>> start Data entries

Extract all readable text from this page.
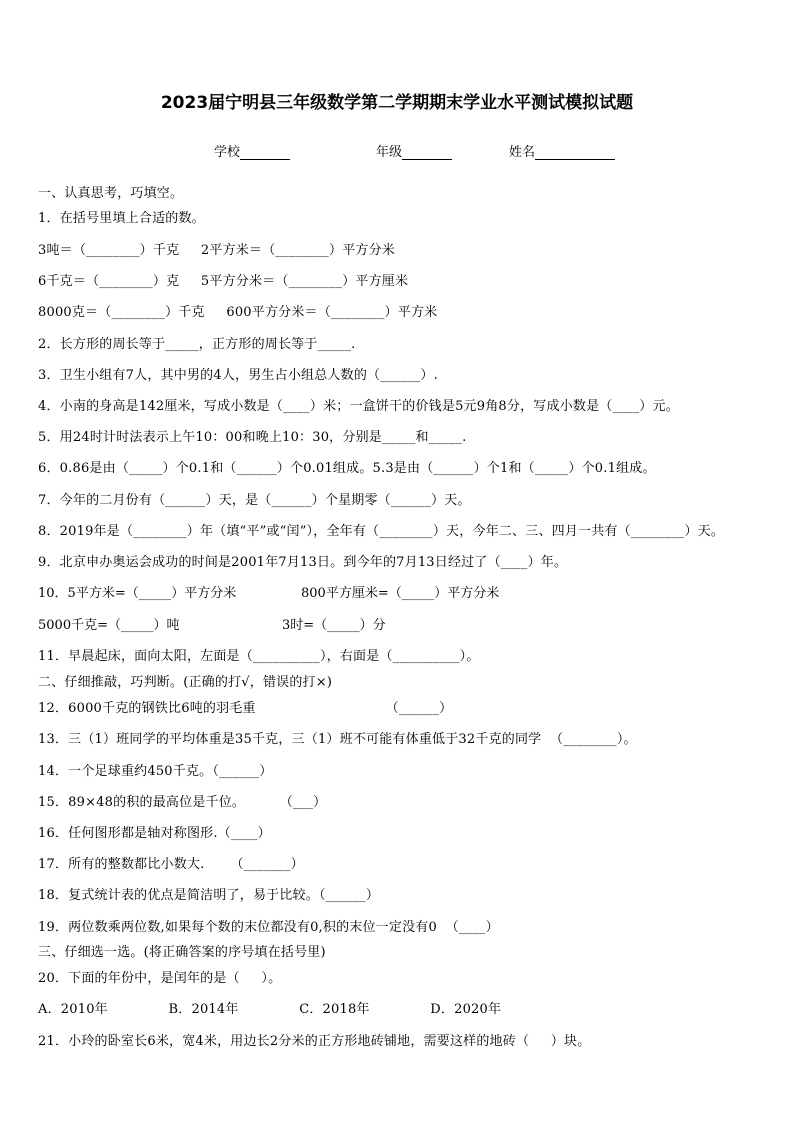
2023届宁明县三年级数学第二学期期末学业水平测试模拟试题
学校	年级	姓名
一、认真思考，巧填空。
1．在括号里填上合适的数。
3吨＝（________）千克     2平方米＝（________）平方分米
6千克＝（________）克     5平方分米＝（________）平方厘米
8000克＝（________）千克     600平方分米＝（________）平方米
2．长方形的周长等于_____，正方形的周长等于_____.
3．卫生小组有7人，其中男的4人，男生占小组总人数的（______）.
4．小南的身高是142厘米，写成小数是（____）米；一盒饼干的价钱是5元9角8分，写成小数是（____）元。
5．用24时计时法表示上午10：00和晚上10：30，分别是_____和_____.
6．0.86是由（_____）个0.1和（______）个0.01组成。5.3是由（______）个1和（_____）个0.1组成。
7．今年的二月份有（______）天，是（______）个星期零（______）天。
8．2019年是（________）年（填“平”或“闰”），全年有（________）天，今年二、三、四月一共有（________）天。
9．北京申办奥运会成功的时间是2001年7月13日。到今年的7月13日经过了（____）年。
10．5平方米=（_____）平方分米	800平方厘米=（_____）平方分米
5000千克=（_____）吨	3时=（_____）分
11．早晨起床，面向太阳，左面是（__________），右面是（__________）。
二、仔细推敲，巧判断。(正确的打√，错误的打×)
12．6000千克的钢铁比6吨的羽毛重                              （______）
13．三（1）班同学的平均体重是35千克，三（1）班不可能有体重低于32千克的同学  （________）。
14．一个足球重约450千克。（______）
15．89×48的积的最高位是千位。        （___）
16．任何图形都是轴对称图形.（____）
17．所有的整数都比小数大.      （_______）
18．复式统计表的优点是简洁明了，易于比较。（______）
19．两位数乘两位数,如果每个数的末位都没有0,积的末位一定没有0  （____）
三、仔细选一选。(将正确答案的序号填在括号里)
20．下面的年份中，是闰年的是（     ）。
A．2010年              B．2014年              C．2018年              D．2020年
21．小玲的卧室长6米，宽4米，用边长2分米的正方形地砖铺地，需要这样的地砖（     ）块。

>> end Data entries

> _Your objective_
What comes back should match the records exactly, minus any pictures.

> _The answer_
Extract all readable text from this page.
2023届宁明县三年级数学第二学期期末学业水平测试模拟试题
学校	年级	姓名
一、认真思考，巧填空。
1．在括号里填上合适的数。
3吨＝（________）千克     2平方米＝（________）平方分米
6千克＝（________）克     5平方分米＝（________）平方厘米
8000克＝（________）千克     600平方分米＝（________）平方米
2．长方形的周长等于_____，正方形的周长等于_____.
3．卫生小组有7人，其中男的4人，男生占小组总人数的（______）.
4．小南的身高是142厘米，写成小数是（____）米；一盒饼干的价钱是5元9角8分，写成小数是（____）元。
5．用24时计时法表示上午10：00和晚上10：30，分别是_____和_____.
6．0.86是由（_____）个0.1和（______）个0.01组成。5.3是由（______）个1和（_____）个0.1组成。
7．今年的二月份有（______）天，是（______）个星期零（______）天。
8．2019年是（________）年（填“平”或“闰”），全年有（________）天，今年二、三、四月一共有（________）天。
9．北京申办奥运会成功的时间是2001年7月13日。到今年的7月13日经过了（____）年。
10．5平方米=（_____）平方分米	800平方厘米=（_____）平方分米
5000千克=（_____）吨	3时=（_____）分
11．早晨起床，面向太阳，左面是（__________），右面是（__________）。
二、仔细推敲，巧判断。(正确的打√，错误的打×)
12．6000千克的钢铁比6吨的羽毛重                              （______）
13．三（1）班同学的平均体重是35千克，三（1）班不可能有体重低于32千克的同学  （________）。
14．一个足球重约450千克。（______）
15．89×48的积的最高位是千位。        （___）
16．任何图形都是轴对称图形.（____）
17．所有的整数都比小数大.      （_______）
18．复式统计表的优点是简洁明了，易于比较。（______）
19．两位数乘两位数,如果每个数的末位都没有0,积的末位一定没有0  （____）
三、仔细选一选。(将正确答案的序号填在括号里)
20．下面的年份中，是闰年的是（     ）。
A．2010年              B．2014年              C．2018年              D．2020年
21．小玲的卧室长6米，宽4米，用边长2分米的正方形地砖铺地，需要这样的地砖（     ）块。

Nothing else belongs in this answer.